PROBLEM DESCRIPTION: Find the lines holding "Миронов" and copy them.

Dataset items:

BEGIN

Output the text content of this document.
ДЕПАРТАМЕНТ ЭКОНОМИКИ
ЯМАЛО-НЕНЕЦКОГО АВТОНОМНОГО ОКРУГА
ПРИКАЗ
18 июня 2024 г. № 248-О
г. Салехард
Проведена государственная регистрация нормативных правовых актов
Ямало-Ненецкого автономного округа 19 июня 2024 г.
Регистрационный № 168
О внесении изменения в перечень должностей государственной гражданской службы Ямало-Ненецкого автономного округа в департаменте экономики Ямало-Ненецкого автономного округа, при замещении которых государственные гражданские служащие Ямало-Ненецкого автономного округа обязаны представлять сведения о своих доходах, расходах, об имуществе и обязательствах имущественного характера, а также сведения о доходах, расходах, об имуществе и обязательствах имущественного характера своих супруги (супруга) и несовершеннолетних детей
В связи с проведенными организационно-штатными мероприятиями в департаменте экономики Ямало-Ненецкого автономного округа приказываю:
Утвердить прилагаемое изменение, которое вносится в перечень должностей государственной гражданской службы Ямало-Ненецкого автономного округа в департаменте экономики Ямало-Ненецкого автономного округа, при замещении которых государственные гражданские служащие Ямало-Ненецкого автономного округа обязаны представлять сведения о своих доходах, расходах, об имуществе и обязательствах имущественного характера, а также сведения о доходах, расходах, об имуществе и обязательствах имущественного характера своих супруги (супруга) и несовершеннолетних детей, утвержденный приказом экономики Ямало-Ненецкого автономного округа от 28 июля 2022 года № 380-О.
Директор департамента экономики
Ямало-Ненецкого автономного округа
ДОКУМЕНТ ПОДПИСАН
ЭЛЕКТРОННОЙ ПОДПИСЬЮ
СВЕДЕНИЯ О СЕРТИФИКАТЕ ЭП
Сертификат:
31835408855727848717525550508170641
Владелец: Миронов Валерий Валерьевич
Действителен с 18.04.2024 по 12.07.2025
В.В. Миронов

END

WORKED SOLUTION:
Владелец: Миронов Валерий Валерьевич
В.В. Миронов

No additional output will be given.